§ INFORMATION SUPPLIED
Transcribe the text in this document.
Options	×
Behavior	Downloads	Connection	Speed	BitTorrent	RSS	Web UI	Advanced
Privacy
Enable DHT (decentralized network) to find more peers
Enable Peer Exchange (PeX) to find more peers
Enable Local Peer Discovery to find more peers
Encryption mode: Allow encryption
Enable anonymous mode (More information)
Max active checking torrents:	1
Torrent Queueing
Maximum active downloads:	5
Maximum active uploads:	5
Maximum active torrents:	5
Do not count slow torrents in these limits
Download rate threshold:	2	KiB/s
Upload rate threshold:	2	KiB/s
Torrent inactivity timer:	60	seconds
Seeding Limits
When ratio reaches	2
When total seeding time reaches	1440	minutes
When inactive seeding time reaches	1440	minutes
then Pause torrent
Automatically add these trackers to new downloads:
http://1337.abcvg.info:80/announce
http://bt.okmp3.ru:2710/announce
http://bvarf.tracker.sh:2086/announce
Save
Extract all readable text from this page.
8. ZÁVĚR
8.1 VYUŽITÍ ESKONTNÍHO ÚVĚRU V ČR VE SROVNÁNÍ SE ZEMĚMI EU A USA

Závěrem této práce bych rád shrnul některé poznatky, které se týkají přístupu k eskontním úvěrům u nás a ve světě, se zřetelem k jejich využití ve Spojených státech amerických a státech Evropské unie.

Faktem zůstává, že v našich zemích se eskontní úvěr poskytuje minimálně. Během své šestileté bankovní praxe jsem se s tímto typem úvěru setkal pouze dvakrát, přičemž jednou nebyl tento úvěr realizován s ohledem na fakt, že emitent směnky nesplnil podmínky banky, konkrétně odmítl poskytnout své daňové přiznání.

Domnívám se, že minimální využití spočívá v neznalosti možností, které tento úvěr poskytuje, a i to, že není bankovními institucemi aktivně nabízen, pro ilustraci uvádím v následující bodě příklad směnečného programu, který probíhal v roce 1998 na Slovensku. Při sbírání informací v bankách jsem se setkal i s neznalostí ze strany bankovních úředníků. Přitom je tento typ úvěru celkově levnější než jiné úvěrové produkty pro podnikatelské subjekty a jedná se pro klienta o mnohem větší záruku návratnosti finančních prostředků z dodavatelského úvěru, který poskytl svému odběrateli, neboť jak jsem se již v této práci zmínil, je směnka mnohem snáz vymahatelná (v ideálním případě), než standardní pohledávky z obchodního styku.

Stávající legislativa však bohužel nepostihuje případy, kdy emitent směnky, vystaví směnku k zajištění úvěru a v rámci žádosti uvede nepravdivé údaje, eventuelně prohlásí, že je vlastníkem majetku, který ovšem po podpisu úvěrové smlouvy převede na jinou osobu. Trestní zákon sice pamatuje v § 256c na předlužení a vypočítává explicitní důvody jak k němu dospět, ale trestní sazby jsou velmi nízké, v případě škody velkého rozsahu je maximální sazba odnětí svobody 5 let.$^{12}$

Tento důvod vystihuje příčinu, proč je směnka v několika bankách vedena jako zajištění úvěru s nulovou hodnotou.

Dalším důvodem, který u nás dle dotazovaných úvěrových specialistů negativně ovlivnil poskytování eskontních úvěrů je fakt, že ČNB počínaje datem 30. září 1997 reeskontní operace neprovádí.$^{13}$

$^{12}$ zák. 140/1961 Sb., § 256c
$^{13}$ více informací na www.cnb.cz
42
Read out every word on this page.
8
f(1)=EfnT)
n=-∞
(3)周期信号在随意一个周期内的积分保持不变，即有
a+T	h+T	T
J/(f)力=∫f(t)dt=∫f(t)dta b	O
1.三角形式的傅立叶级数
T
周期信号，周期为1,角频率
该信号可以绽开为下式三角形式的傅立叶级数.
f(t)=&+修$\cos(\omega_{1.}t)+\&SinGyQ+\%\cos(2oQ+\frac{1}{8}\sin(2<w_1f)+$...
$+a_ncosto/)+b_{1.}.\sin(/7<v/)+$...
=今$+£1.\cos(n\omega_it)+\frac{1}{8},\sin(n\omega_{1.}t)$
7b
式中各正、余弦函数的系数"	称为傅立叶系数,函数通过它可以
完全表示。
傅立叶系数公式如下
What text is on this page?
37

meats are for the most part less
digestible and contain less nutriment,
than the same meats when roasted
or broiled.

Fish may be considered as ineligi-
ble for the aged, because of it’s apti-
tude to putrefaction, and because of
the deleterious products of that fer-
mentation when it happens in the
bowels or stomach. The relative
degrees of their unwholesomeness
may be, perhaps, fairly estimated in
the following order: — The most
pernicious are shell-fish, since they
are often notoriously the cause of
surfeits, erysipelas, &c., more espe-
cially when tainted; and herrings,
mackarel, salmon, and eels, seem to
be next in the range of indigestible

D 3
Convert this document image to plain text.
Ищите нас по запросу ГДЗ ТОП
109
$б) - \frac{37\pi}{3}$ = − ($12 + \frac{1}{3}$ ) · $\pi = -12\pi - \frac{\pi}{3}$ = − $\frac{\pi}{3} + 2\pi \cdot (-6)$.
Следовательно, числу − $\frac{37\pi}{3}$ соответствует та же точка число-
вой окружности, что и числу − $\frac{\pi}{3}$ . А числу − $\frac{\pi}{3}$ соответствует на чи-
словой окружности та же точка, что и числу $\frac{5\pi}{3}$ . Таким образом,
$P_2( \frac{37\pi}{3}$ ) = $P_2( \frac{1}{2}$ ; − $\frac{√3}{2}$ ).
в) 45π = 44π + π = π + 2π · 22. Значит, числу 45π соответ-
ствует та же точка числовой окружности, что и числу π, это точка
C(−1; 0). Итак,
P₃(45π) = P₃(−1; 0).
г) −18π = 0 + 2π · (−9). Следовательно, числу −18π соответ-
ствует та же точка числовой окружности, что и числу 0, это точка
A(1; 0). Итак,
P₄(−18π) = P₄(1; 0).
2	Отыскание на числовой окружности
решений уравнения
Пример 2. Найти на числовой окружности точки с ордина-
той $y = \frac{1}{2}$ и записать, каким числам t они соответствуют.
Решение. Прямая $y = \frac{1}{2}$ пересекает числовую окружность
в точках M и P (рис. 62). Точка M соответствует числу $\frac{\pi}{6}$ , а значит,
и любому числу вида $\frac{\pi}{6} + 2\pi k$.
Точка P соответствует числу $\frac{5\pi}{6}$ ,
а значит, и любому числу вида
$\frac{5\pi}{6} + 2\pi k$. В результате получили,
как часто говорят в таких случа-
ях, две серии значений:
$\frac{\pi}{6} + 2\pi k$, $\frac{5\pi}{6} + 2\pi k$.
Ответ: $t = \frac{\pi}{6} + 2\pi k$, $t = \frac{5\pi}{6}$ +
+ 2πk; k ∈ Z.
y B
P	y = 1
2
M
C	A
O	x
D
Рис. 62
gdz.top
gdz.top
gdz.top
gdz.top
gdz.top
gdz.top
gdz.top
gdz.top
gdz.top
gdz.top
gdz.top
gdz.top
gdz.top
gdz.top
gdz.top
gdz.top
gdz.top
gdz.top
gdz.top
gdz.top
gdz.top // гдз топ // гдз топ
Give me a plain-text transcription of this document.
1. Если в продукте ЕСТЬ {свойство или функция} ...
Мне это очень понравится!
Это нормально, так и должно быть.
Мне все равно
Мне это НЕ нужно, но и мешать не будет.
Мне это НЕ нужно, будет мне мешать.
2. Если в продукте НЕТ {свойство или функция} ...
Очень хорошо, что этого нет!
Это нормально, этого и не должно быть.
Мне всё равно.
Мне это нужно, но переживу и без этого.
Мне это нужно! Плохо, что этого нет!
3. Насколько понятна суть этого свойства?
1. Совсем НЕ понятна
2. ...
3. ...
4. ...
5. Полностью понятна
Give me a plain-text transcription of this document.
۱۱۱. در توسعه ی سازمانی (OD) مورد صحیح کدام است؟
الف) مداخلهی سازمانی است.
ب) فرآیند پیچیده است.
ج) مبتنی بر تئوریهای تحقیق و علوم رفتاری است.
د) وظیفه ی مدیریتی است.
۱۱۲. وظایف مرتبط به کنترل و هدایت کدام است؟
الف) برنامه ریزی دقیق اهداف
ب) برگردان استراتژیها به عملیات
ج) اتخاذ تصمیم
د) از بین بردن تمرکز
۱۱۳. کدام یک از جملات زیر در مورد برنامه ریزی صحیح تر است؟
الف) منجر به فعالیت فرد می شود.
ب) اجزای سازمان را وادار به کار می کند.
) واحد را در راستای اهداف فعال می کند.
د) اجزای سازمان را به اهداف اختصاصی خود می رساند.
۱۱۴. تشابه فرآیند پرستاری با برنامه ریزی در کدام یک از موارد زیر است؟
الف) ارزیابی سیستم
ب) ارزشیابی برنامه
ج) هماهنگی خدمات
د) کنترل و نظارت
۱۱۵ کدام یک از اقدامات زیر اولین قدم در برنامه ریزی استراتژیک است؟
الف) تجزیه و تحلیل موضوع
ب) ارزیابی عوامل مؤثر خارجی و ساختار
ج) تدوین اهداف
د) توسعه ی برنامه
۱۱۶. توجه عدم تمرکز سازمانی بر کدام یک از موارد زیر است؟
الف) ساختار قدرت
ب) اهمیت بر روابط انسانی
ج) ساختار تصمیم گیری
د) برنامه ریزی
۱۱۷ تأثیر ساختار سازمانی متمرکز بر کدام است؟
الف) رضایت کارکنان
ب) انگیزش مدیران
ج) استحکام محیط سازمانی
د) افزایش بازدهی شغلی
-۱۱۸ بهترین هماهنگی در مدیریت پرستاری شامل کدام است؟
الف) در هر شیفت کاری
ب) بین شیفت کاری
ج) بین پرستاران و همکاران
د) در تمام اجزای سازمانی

§ DIRECTION
Pick out every line above that contains the word "числовой" and copy it.

§ FINISHED EXERCISE
ствует та же точка числовой окружности, что и числу π, это точка
ствует та же точка числовой окружности, что и числу 0, это точка
2	Отыскание на числовой окружности
Пример 2. Найти на числовой окружности точки с ордина-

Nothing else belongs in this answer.